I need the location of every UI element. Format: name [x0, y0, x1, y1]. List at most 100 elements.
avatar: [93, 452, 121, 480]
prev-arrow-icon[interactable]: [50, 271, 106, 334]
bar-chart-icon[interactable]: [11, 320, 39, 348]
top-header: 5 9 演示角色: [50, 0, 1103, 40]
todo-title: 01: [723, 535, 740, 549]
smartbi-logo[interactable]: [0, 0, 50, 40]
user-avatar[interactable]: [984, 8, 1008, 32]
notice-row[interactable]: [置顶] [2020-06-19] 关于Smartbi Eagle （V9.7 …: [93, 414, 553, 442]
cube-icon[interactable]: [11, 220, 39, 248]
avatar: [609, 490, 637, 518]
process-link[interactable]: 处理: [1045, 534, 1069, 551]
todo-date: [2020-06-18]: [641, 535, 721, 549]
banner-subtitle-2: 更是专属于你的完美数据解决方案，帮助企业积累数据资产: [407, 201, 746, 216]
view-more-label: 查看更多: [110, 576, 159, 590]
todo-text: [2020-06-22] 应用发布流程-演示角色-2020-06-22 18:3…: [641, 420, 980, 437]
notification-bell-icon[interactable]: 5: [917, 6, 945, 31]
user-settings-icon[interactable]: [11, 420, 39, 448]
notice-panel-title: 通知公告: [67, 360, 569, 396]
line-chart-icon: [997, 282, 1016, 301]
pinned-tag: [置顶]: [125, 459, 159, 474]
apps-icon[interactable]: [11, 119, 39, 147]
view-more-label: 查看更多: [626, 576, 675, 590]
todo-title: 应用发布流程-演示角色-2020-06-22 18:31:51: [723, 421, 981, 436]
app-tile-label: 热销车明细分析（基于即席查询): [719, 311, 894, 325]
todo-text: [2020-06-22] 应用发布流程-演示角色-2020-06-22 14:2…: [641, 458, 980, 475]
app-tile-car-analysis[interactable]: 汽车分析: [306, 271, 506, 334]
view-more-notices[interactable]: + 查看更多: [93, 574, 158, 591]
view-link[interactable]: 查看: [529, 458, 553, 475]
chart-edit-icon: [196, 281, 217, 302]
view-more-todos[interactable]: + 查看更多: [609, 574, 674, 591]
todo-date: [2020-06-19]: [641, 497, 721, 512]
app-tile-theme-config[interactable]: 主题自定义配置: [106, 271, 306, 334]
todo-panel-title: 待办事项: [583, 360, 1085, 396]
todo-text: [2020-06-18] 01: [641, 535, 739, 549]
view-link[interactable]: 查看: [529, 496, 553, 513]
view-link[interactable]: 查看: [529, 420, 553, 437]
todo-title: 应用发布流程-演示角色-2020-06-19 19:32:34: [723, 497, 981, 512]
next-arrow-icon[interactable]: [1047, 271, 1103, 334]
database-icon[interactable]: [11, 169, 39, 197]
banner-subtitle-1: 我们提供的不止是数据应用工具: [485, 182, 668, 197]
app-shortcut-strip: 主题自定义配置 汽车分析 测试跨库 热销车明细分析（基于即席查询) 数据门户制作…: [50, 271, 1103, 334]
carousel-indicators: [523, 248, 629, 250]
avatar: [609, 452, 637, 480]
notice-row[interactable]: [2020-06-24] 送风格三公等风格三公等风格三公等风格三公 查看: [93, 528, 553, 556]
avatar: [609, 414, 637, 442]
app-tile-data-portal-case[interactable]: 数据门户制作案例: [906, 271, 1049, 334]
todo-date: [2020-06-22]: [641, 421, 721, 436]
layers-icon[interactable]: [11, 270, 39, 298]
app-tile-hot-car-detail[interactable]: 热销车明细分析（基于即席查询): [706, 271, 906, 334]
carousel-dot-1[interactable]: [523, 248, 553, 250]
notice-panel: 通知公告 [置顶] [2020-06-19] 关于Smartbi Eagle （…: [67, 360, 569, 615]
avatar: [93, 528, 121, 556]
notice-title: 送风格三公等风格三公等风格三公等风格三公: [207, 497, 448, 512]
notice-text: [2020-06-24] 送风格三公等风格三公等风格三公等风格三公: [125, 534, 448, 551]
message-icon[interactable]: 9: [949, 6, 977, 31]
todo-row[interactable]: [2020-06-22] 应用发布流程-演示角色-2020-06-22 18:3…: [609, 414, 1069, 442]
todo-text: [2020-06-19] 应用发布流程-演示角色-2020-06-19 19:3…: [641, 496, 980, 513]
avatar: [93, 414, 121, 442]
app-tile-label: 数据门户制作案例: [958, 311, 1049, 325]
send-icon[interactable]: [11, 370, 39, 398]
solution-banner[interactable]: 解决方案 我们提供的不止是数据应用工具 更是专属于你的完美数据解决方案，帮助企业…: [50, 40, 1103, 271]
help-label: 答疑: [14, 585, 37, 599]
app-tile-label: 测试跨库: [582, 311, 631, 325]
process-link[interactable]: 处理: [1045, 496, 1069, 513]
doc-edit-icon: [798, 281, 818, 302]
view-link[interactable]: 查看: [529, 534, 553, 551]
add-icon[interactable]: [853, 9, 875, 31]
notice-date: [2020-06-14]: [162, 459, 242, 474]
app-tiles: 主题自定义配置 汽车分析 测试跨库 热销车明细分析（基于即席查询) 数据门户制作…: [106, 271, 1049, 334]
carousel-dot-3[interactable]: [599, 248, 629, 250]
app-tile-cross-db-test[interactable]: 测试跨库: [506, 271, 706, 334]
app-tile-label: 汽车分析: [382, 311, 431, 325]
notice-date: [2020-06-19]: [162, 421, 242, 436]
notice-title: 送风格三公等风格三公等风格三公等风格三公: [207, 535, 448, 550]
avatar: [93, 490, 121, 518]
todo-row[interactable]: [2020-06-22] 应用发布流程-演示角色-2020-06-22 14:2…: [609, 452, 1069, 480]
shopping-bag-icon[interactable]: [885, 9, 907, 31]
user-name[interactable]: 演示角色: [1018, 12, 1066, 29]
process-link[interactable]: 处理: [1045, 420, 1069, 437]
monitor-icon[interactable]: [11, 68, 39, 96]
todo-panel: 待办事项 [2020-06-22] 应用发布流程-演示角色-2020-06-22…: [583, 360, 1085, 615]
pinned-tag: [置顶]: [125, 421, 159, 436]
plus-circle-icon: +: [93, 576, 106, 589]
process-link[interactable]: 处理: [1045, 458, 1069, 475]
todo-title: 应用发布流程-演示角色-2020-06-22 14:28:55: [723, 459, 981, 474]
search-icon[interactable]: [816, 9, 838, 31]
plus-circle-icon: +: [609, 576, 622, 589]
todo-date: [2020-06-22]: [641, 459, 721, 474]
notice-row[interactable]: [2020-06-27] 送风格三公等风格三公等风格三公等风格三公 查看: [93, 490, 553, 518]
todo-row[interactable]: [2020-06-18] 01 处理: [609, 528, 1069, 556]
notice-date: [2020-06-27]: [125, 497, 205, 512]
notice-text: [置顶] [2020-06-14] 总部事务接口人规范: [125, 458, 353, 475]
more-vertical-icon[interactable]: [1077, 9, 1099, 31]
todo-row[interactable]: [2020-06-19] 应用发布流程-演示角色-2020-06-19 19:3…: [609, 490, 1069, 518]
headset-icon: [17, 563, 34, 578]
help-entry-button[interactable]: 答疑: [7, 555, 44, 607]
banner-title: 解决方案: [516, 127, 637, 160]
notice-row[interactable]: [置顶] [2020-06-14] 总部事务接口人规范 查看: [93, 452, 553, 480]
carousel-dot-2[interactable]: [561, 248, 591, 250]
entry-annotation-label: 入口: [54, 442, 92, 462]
^^^^^^^^^^^^^^^^
GOAL - How many of the lines above contain the string "plus", counting only matches with the same uppercase and lowercase letters? Reply with the number alone.

RESULT OF THE EXERCISE - 2